■ **Task data**
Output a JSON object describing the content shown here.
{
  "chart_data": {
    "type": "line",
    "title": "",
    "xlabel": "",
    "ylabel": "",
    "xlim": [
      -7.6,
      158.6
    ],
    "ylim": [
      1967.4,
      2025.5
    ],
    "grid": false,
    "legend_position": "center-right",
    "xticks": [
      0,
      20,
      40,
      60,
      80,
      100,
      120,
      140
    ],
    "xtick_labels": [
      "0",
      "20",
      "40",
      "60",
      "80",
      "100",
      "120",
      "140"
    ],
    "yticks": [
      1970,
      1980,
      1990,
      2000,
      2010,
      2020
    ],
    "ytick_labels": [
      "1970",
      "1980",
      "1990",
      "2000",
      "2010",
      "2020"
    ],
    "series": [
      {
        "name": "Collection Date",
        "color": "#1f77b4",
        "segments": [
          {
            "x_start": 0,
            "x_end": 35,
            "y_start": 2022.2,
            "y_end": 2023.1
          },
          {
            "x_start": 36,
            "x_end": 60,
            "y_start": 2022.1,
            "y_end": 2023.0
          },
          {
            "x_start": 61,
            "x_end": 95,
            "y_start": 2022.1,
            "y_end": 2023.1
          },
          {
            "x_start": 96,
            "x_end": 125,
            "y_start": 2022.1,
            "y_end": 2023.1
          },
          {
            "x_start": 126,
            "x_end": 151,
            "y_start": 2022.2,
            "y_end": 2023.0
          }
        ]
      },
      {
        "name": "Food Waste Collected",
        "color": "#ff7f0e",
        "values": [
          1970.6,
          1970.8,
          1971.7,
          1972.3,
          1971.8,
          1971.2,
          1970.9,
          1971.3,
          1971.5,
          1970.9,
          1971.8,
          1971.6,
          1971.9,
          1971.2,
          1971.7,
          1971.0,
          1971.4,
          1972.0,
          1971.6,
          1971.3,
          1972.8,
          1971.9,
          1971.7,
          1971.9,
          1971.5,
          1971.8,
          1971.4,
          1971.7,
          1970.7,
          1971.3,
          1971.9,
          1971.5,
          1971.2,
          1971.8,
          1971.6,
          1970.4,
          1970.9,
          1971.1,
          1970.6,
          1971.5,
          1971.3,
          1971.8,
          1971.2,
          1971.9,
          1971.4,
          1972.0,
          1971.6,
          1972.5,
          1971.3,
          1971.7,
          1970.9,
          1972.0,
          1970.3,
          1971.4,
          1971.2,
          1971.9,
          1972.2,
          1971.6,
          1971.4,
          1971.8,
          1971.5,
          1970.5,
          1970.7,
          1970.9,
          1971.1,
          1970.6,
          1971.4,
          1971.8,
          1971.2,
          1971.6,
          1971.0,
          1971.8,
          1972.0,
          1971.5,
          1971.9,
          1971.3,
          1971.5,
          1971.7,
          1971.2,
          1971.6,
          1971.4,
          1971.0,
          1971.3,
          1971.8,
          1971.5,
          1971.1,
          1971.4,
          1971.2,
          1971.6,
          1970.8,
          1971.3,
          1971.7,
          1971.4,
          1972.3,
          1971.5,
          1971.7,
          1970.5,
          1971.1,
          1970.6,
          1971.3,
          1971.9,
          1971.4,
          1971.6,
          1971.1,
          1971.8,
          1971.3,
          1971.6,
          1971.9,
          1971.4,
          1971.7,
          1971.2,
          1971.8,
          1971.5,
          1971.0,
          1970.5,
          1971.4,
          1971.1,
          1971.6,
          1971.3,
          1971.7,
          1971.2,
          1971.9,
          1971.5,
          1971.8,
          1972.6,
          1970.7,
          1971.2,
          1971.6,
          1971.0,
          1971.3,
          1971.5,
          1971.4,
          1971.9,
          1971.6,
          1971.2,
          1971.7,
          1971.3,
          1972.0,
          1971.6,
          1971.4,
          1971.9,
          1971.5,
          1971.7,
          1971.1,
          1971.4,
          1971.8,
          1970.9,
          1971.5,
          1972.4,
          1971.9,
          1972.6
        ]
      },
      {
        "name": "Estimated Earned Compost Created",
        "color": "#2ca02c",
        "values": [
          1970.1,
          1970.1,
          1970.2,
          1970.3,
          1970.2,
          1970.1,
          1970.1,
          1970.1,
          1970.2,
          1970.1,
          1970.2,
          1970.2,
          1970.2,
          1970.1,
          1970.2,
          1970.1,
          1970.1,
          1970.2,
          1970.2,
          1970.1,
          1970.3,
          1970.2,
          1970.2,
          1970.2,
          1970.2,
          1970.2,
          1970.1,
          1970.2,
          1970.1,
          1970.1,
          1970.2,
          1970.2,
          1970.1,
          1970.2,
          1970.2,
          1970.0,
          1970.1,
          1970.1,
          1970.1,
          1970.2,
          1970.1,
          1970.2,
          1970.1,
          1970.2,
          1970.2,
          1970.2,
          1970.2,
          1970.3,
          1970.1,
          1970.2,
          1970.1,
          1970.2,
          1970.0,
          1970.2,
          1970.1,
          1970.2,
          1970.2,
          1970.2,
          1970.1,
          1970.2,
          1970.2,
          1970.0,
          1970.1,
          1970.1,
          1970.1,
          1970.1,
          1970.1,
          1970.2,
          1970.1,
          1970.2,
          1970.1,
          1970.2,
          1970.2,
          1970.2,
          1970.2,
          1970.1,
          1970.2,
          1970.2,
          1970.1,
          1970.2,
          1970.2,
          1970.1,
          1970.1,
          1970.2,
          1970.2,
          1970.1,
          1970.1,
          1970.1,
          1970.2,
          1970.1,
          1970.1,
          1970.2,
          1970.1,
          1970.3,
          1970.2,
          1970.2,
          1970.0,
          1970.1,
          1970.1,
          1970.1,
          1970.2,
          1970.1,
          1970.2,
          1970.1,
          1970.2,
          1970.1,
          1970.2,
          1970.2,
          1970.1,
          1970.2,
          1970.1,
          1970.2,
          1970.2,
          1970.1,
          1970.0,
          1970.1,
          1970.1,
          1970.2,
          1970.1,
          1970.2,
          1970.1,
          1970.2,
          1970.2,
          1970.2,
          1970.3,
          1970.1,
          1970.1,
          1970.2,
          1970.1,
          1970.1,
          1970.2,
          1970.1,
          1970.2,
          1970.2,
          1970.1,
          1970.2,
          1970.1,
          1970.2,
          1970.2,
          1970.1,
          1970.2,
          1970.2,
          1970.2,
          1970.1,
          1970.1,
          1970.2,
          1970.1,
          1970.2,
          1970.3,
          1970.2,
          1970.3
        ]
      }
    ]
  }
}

■ **Exercise task**
Reproduce the material above exactly; please quote every line of it.

■ **The result**
Output a JSON object describing the content shown here.
{
  "chart_data": {
    "type": "line",
    "title": "",
    "xlabel": "",
    "ylabel": "",
    "xlim": [
      -7.6,
      158.6
    ],
    "ylim": [
      1967.4,
      2025.5
    ],
    "grid": false,
    "legend_position": "center-right",
    "xticks": [
      0,
      20,
      40,
      60,
      80,
      100,
      120,
      140
    ],
    "xtick_labels": [
      "0",
      "20",
      "40",
      "60",
      "80",
      "100",
      "120",
      "140"
    ],
    "yticks": [
      1970,
      1980,
      1990,
      2000,
      2010,
      2020
    ],
    "ytick_labels": [
      "1970",
      "1980",
      "1990",
      "2000",
      "2010",
      "2020"
    ],
    "series": [
      {
        "name": "Collection Date",
        "color": "#1f77b4",
        "segments": [
          {
            "x_start": 0,
            "x_end": 35,
            "y_start": 2022.2,
            "y_end": 2023.1
          },
          {
            "x_start": 36,
            "x_end": 60,
            "y_start": 2022.1,
            "y_end": 2023.0
          },
          {
            "x_start": 61,
            "x_end": 95,
            "y_start": 2022.1,
            "y_end": 2023.1
          },
          {
            "x_start": 96,
            "x_end": 125,
            "y_start": 2022.1,
            "y_end": 2023.1
          },
          {
            "x_start": 126,
            "x_end": 151,
            "y_start": 2022.2,
            "y_end": 2023.0
          }
        ]
      },
      {
        "name": "Food Waste Collected",
        "color": "#ff7f0e",
        "values": [
          1970.6,
          1970.8,
          1971.7,
          1972.3,
          1971.8,
          1971.2,
          1970.9,
          1971.3,
          1971.5,
          1970.9,
          1971.8,
          1971.6,
          1971.9,
          1971.2,
          1971.7,
          1971.0,
          1971.4,
          1972.0,
          1971.6,
          1971.3,
          1972.8,
          1971.9,
          1971.7,
          1971.9,
          1971.5,
          1971.8,
          1971.4,
          1971.7,
          1970.7,
          1971.3,
          1971.9,
          1971.5,
          1971.2,
          1971.8,
          1971.6,
          1970.4,
          1970.9,
          1971.1,
          1970.6,
          1971.5,
          1971.3,
          1971.8,
          1971.2,
          1971.9,
          1971.4,
          1972.0,
          1971.6,
          1972.5,
          1971.3,
          1971.7,
          1970.9,
          1972.0,
          1970.3,
          1971.4,
          1971.2,
          1971.9,
          1972.2,
          1971.6,
          1971.4,
          1971.8,
          1971.5,
          1970.5,
          1970.7,
          1970.9,
          1971.1,
          1970.6,
          1971.4,
          1971.8,
          1971.2,
          1971.6,
          1971.0,
          1971.8,
          1972.0,
          1971.5,
          1971.9,
          1971.3,
          1971.5,
          1971.7,
          1971.2,
          1971.6,
          1971.4,
          1971.0,
          1971.3,
          1971.8,
          1971.5,
          1971.1,
          1971.4,
          1971.2,
          1971.6,
          1970.8,
          1971.3,
          1971.7,
          1971.4,
          1972.3,
          1971.5,
          1971.7,
          1970.5,
          1971.1,
          1970.6,
          1971.3,
          1971.9,
          1971.4,
          1971.6,
          1971.1,
          1971.8,
          1971.3,
          1971.6,
          1971.9,
          1971.4,
          1971.7,
          1971.2,
          1971.8,
          1971.5,
          1971.0,
          1970.5,
          1971.4,
          1971.1,
          1971.6,
          1971.3,
          1971.7,
          1971.2,
          1971.9,
          1971.5,
          1971.8,
          1972.6,
          1970.7,
          1971.2,
          1971.6,
          1971.0,
          1971.3,
          1971.5,
          1971.4,
          1971.9,
          1971.6,
          1971.2,
          1971.7,
          1971.3,
          1972.0,
          1971.6,
          1971.4,
          1971.9,
          1971.5,
          1971.7,
          1971.1,
          1971.4,
          1971.8,
          1970.9,
          1971.5,
          1972.4,
          1971.9,
          1972.6
        ]
      },
      {
        "name": "Estimated Earned Compost Created",
        "color": "#2ca02c",
        "values": [
          1970.1,
          1970.1,
          1970.2,
          1970.3,
          1970.2,
          1970.1,
          1970.1,
          1970.1,
          1970.2,
          1970.1,
          1970.2,
          1970.2,
          1970.2,
          1970.1,
          1970.2,
          1970.1,
          1970.1,
          1970.2,
          1970.2,
          1970.1,
          1970.3,
          1970.2,
          1970.2,
          1970.2,
          1970.2,
          1970.2,
          1970.1,
          1970.2,
          1970.1,
          1970.1,
          1970.2,
          1970.2,
          1970.1,
          1970.2,
          1970.2,
          1970.0,
          1970.1,
          1970.1,
          1970.1,
          1970.2,
          1970.1,
          1970.2,
          1970.1,
          1970.2,
          1970.2,
          1970.2,
          1970.2,
          1970.3,
          1970.1,
          1970.2,
          1970.1,
          1970.2,
          1970.0,
          1970.2,
          1970.1,
          1970.2,
          1970.2,
          1970.2,
          1970.1,
          1970.2,
          1970.2,
          1970.0,
          1970.1,
          1970.1,
          1970.1,
          1970.1,
          1970.1,
          1970.2,
          1970.1,
          1970.2,
          1970.1,
          1970.2,
          1970.2,
          1970.2,
          1970.2,
          1970.1,
          1970.2,
          1970.2,
          1970.1,
          1970.2,
          1970.2,
          1970.1,
          1970.1,
          1970.2,
          1970.2,
          1970.1,
          1970.1,
          1970.1,
          1970.2,
          1970.1,
          1970.1,
          1970.2,
          1970.1,
          1970.3,
          1970.2,
          1970.2,
          1970.0,
          1970.1,
          1970.1,
          1970.1,
          1970.2,
          1970.1,
          1970.2,
          1970.1,
          1970.2,
          1970.1,
          1970.2,
          1970.2,
          1970.1,
          1970.2,
          1970.1,
          1970.2,
          1970.2,
          1970.1,
          1970.0,
          1970.1,
          1970.1,
          1970.2,
          1970.1,
          1970.2,
          1970.1,
          1970.2,
          1970.2,
          1970.2,
          1970.3,
          1970.1,
          1970.1,
          1970.2,
          1970.1,
          1970.1,
          1970.2,
          1970.1,
          1970.2,
          1970.2,
          1970.1,
          1970.2,
          1970.1,
          1970.2,
          1970.2,
          1970.1,
          1970.2,
          1970.2,
          1970.2,
          1970.1,
          1970.1,
          1970.2,
          1970.1,
          1970.2,
          1970.3,
          1970.2,
          1970.3
        ]
      }
    ]
  }
}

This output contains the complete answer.